TASK DIRECTIONS: Identify the lines that contain the word "rawPassword", then copy them.

### RECORDS PROVIDED ###

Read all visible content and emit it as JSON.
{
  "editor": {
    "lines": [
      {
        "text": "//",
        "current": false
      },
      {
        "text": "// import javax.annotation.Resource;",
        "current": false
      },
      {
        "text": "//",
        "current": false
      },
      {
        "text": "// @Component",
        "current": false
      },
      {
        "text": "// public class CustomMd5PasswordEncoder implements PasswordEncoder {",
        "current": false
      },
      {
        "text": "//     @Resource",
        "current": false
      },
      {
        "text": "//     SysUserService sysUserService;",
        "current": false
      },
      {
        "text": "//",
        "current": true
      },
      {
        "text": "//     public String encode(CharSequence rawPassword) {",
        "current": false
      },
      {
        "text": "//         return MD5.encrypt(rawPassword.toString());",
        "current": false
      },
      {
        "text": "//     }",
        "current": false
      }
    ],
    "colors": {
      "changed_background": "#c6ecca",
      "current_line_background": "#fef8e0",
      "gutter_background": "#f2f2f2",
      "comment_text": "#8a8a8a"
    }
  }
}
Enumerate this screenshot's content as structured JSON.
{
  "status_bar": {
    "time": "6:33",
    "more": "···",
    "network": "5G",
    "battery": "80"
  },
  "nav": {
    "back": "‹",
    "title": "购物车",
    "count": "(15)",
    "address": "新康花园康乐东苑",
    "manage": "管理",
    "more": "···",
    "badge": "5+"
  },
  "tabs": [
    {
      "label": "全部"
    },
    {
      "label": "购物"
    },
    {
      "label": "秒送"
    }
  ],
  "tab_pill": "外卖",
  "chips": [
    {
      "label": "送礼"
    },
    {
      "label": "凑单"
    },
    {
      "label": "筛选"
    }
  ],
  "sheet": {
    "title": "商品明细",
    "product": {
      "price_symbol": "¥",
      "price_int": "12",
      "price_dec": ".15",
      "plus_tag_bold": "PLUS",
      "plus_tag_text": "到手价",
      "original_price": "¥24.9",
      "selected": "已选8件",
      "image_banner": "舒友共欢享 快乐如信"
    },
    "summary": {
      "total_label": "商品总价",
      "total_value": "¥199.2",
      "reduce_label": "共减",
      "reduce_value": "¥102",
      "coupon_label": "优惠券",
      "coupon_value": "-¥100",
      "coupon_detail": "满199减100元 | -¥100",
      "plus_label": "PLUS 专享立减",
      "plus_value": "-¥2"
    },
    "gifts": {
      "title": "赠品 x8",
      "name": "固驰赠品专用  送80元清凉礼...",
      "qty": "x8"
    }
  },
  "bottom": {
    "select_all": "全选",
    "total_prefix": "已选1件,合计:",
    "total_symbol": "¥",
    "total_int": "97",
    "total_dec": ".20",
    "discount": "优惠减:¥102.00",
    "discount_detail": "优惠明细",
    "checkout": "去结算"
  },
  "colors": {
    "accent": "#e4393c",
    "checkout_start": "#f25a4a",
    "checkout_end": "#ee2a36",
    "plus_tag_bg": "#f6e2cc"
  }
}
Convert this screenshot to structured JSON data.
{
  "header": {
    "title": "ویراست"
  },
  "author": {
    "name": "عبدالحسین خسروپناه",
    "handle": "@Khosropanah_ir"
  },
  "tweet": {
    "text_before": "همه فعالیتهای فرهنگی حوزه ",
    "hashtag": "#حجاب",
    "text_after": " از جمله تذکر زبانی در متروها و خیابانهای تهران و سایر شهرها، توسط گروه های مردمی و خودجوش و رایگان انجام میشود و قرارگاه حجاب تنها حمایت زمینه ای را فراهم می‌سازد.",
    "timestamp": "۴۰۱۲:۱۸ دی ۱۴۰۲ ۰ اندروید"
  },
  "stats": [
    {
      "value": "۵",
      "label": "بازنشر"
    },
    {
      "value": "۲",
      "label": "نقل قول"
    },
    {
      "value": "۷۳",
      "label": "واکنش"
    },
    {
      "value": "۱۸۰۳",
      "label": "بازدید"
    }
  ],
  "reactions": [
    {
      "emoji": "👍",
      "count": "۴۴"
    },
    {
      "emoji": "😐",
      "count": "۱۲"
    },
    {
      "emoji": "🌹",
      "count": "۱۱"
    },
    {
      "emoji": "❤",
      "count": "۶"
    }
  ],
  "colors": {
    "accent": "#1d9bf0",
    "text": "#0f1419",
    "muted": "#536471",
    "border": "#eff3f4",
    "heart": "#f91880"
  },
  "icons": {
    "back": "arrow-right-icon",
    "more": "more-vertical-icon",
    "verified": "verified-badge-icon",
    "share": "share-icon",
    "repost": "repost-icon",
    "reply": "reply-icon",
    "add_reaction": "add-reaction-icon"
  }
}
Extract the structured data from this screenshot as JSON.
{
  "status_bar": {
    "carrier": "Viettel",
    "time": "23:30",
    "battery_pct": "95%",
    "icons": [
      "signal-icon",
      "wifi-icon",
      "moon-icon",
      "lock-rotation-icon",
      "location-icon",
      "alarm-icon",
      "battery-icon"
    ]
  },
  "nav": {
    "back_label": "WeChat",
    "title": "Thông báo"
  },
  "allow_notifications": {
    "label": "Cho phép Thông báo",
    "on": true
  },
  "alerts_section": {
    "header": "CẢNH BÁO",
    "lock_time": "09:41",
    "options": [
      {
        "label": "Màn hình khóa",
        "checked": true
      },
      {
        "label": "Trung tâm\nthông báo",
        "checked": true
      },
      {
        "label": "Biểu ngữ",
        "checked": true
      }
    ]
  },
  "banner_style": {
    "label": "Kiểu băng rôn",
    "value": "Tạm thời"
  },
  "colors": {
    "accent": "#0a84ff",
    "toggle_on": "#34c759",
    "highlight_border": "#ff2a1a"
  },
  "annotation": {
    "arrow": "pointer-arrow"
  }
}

###

THE RESULT:
        "text": "//     public String encode(CharSequence rawPassword) {",
        "text": "//         return MD5.encrypt(rawPassword.toString());",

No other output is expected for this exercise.